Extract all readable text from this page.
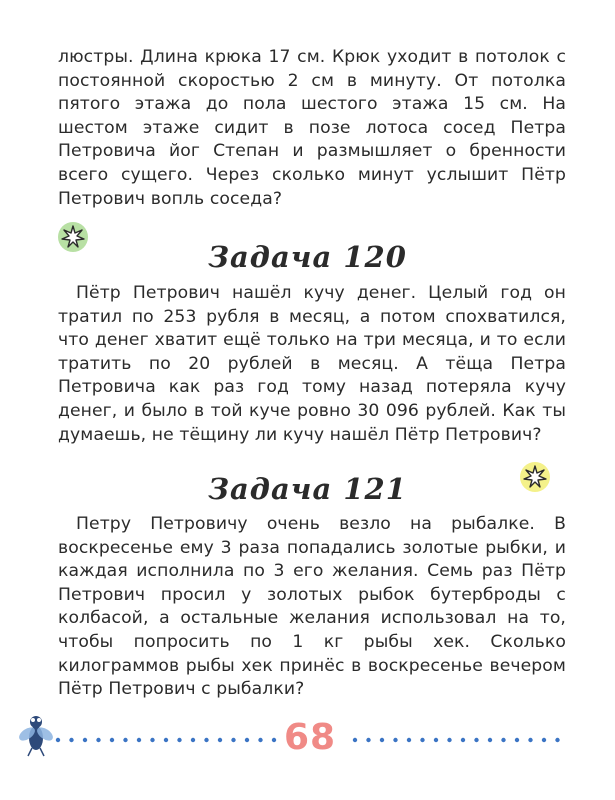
люстры. Длина крюка 17 см. Крюк уходит в потолок с постоянной скоростью 2 см в минуту. От потолка пятого этажа до пола шестого этажа 15 см. На шестом этаже сидит в позе лотоса сосед Петра Петровича йог Степан и размышляет о бренности всего сущего. Через сколько минут услышит Пётр Петрович вопль соседа?

Задача 120

Пётр Петрович нашёл кучу денег. Целый год он тратил по 253 рубля в месяц, а потом спохватился, что денег хватит ещё только на три месяца, и то если тратить по 20 рублей в месяц. А тёща Петра Петровича как раз год тому назад потеряла кучу денег, и было в той куче ровно 30 096 рублей. Как ты думаешь, не тёщину ли кучу нашёл Пётр Петрович?

Задача 121

Петру Петровичу очень везло на рыбалке. В воскресенье ему 3 раза попадались золотые рыбки, и каждая исполнила по 3 его желания. Семь раз Пётр Петрович просил у золотых рыбок бутерброды с колбасой, а остальные желания использовал на то, чтобы попросить по 1 кг рыбы хек. Сколько килограммов рыбы хек принёс в воскресенье вечером Пётр Петрович с рыбалки?

68
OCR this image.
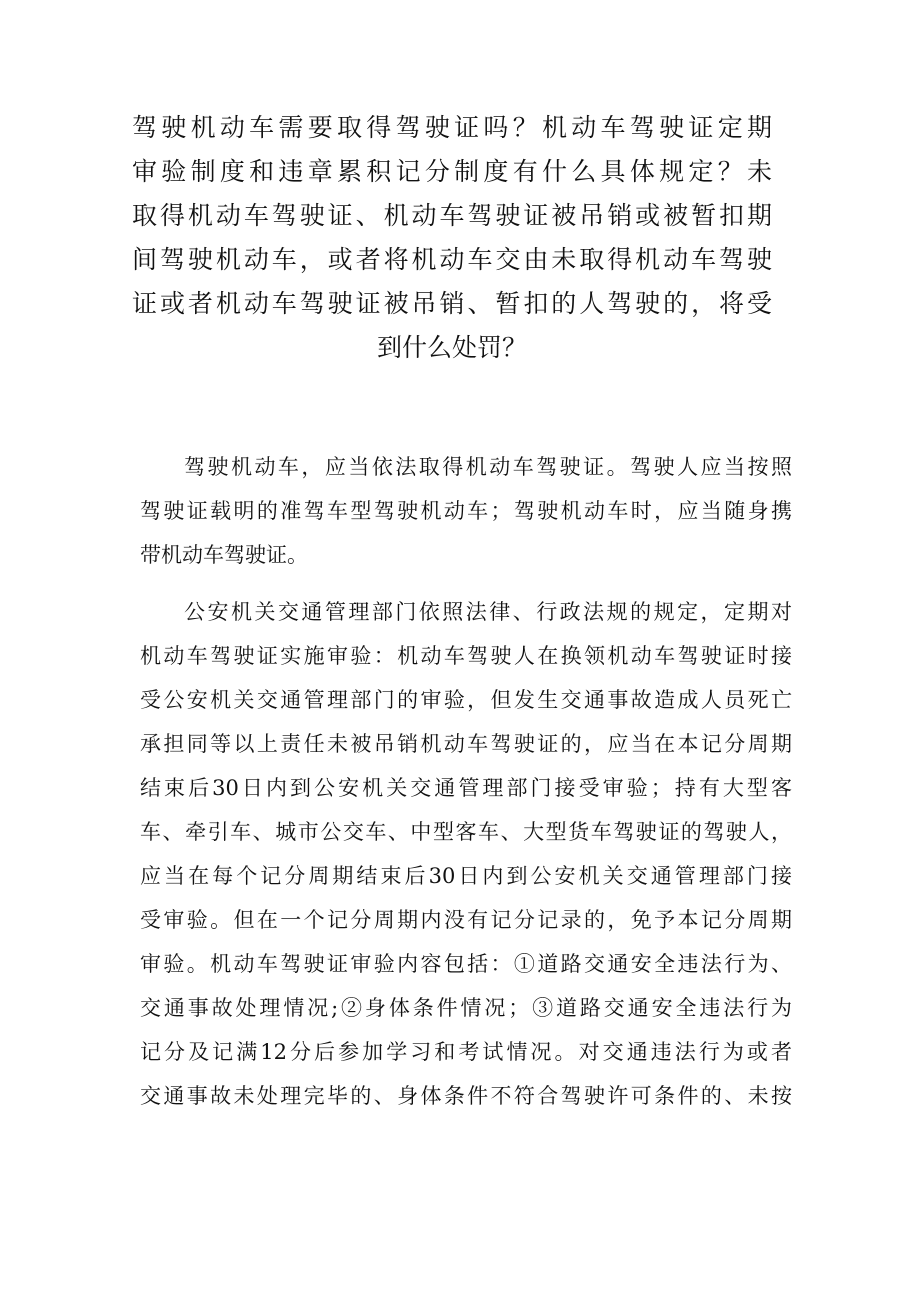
驾驶机动车需要取得驾驶证吗？机动车驾驶证定期
审验制度和违章累积记分制度有什么具体规定？未
取得机动车驾驶证、机动车驾驶证被吊销或被暂扣期
间驾驶机动车，或者将机动车交由未取得机动车驾驶
证或者机动车驾驶证被吊销、暂扣的人驾驶的，将受
到什么处罚？
驾驶机动车，应当依法取得机动车驾驶证。驾驶人应当按照
驾驶证载明的准驾车型驾驶机动车；驾驶机动车时，应当随身携
带机动车驾驶证。
公安机关交通管理部门依照法律、行政法规的规定，定期对
机动车驾驶证实施审验：机动车驾驶人在换领机动车驾驶证时接
受公安机关交通管理部门的审验，但发生交通事故造成人员死亡
承担同等以上责任未被吊销机动车驾驶证的，应当在本记分周期
结束后30日内到公安机关交通管理部门接受审验；持有大型客
车、牵引车、城市公交车、中型客车、大型货车驾驶证的驾驶人，
应当在每个记分周期结束后30日内到公安机关交通管理部门接
受审验。但在一个记分周期内没有记分记录的，免予本记分周期
审验。机动车驾驶证审验内容包括：①道路交通安全违法行为、
交通事故处理情况;②身体条件情况；③道路交通安全违法行为
记分及记满12分后参加学习和考试情况。对交通违法行为或者
交通事故未处理完毕的、身体条件不符合驾驶许可条件的、未按
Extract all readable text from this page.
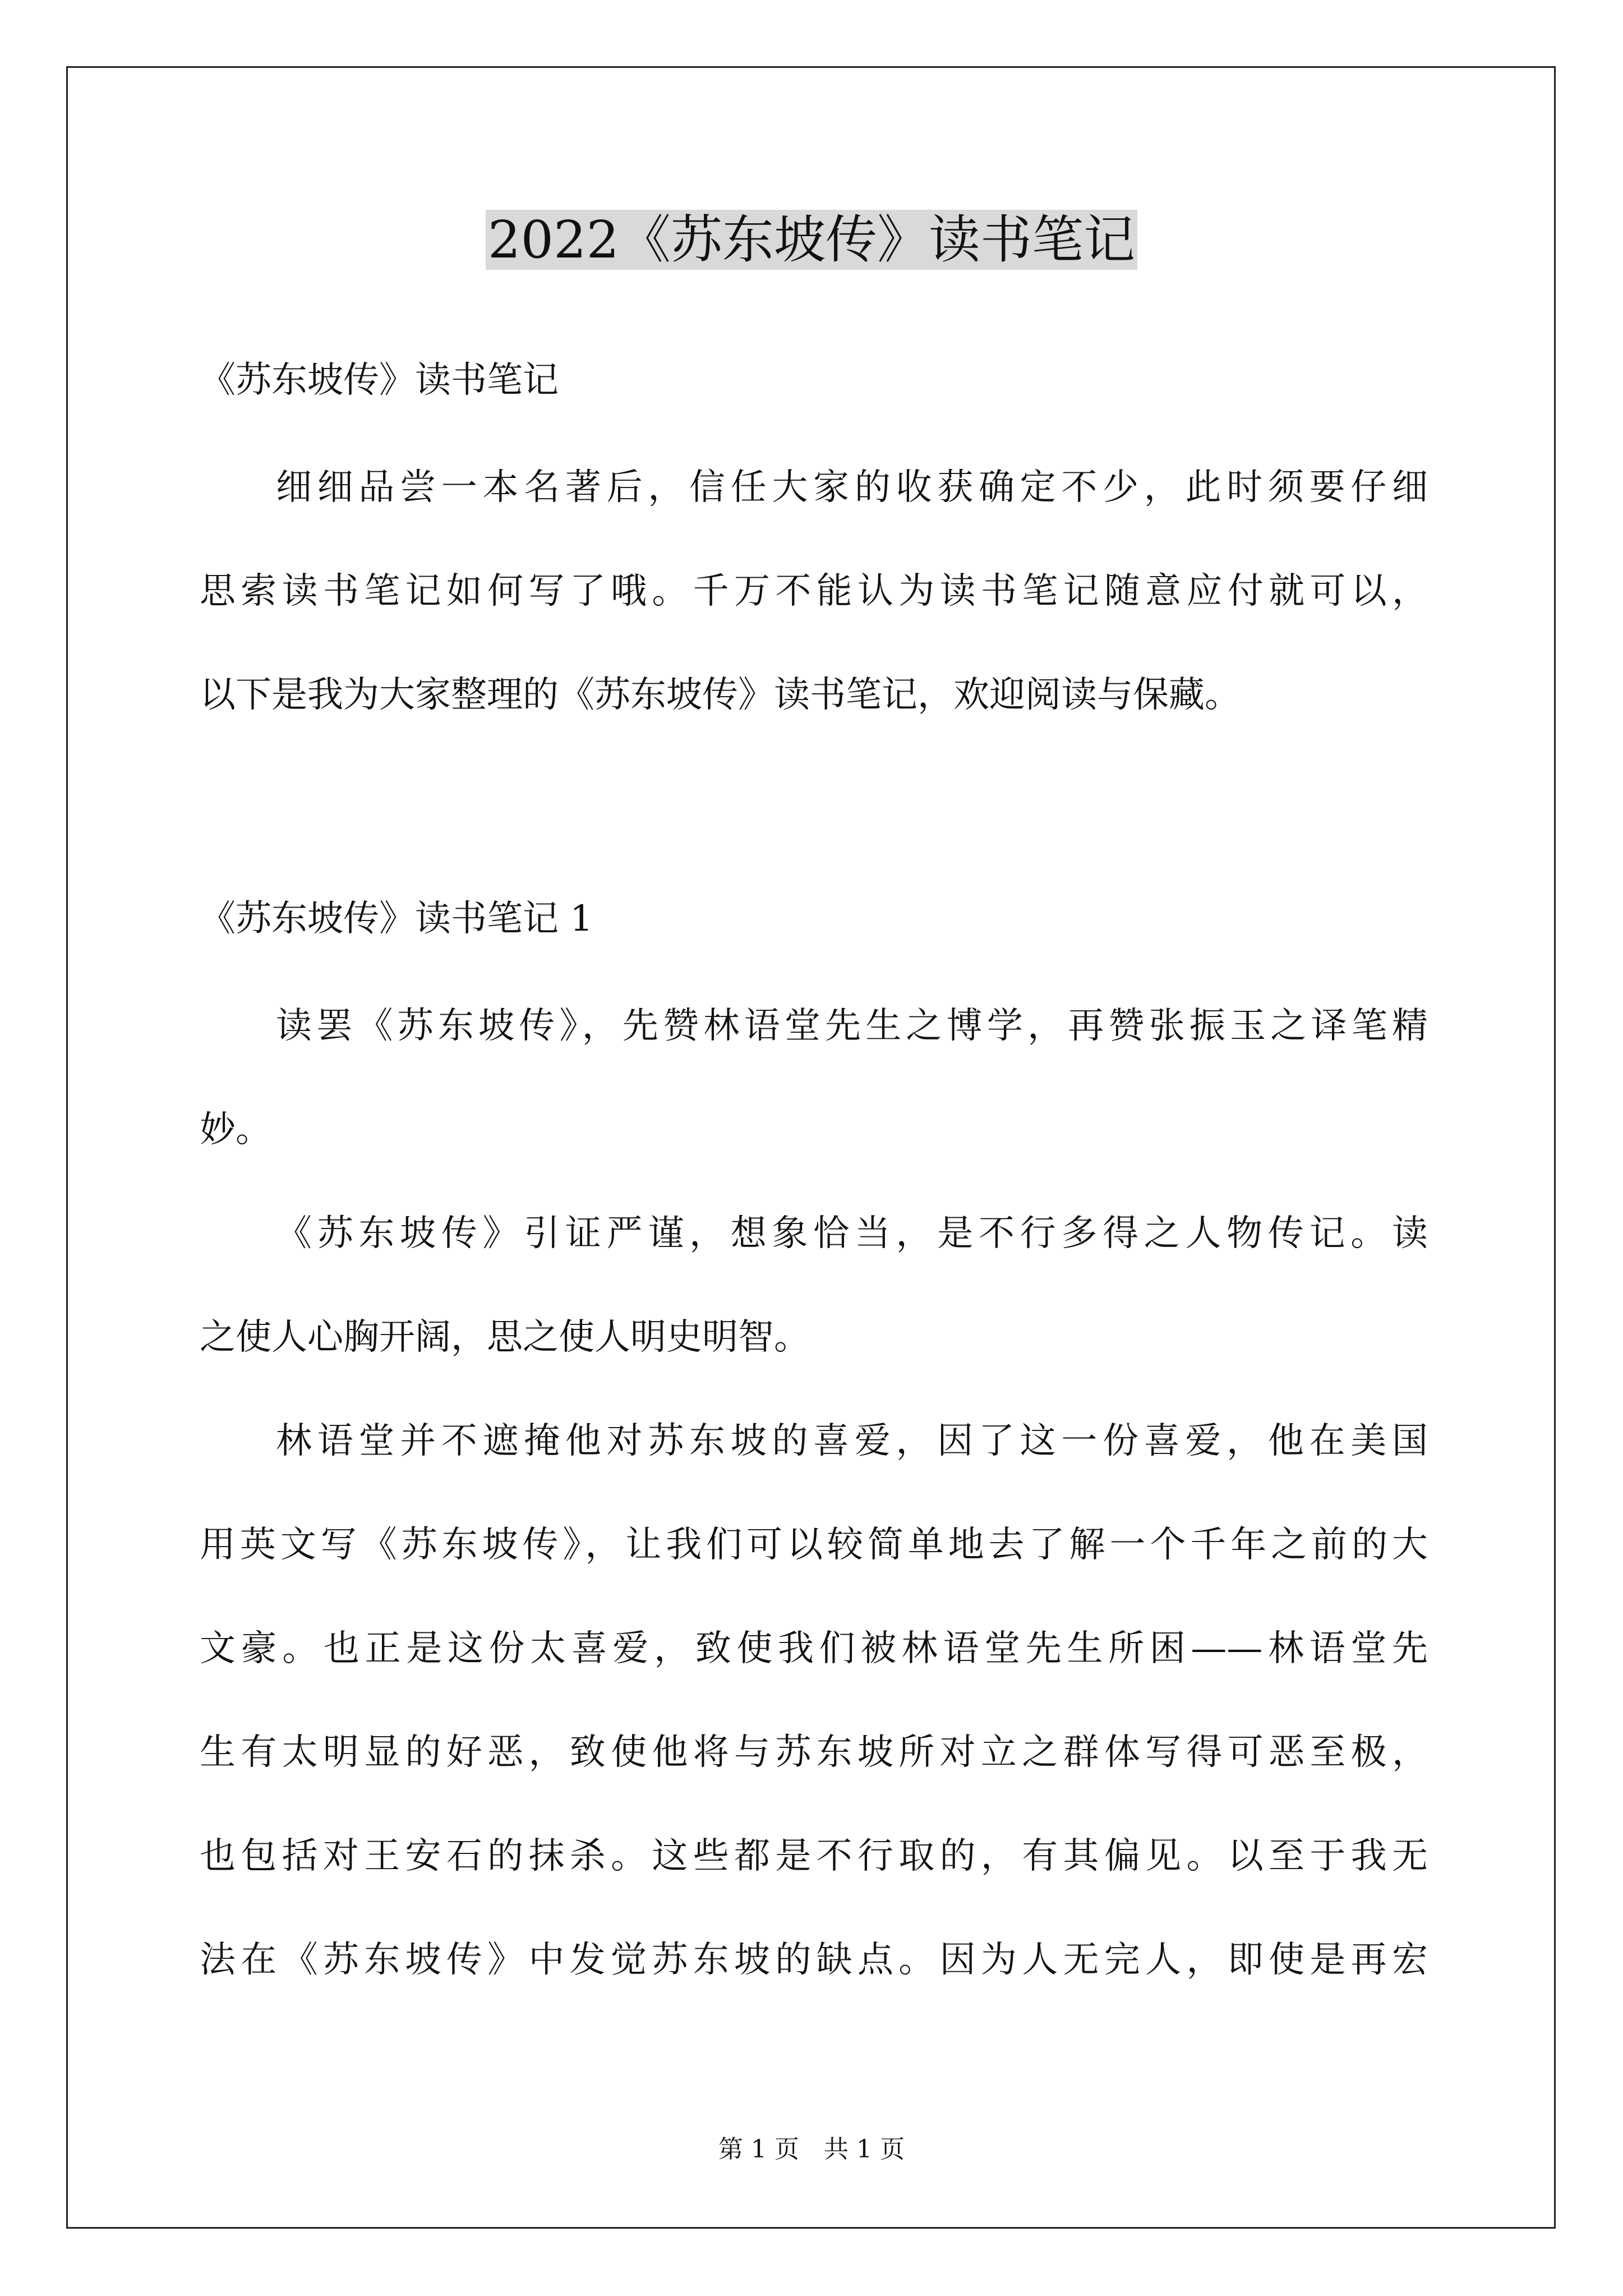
2022《苏东坡传》读书笔记
《苏东坡传》读书笔记
细细品尝一本名著后，信任大家的收获确定不少，此时须要仔细
思索读书笔记如何写了哦。千万不能认为读书笔记随意应付就可以，
以下是我为大家整理的《苏东坡传》读书笔记，欢迎阅读与保藏。
《苏东坡传》读书笔记 1
读罢《苏东坡传》，先赞林语堂先生之博学，再赞张振玉之译笔精
妙。
《苏东坡传》引证严谨，想象恰当，是不行多得之人物传记。读
之使人心胸开阔，思之使人明史明智。
林语堂并不遮掩他对苏东坡的喜爱，因了这一份喜爱，他在美国
用英文写《苏东坡传》，让我们可以较简单地去了解一个千年之前的大
文豪。也正是这份太喜爱，致使我们被林语堂先生所困——林语堂先
生有太明显的好恶，致使他将与苏东坡所对立之群体写得可恶至极，
也包括对王安石的抹杀。这些都是不行取的，有其偏见。以至于我无
法在《苏东坡传》中发觉苏东坡的缺点。因为人无完人，即使是再宏
第 1 页　共 1 页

____________

● To be done
Only the number is wanted: count the lines of the records that hold the word "苏东坡传".

● Response below
8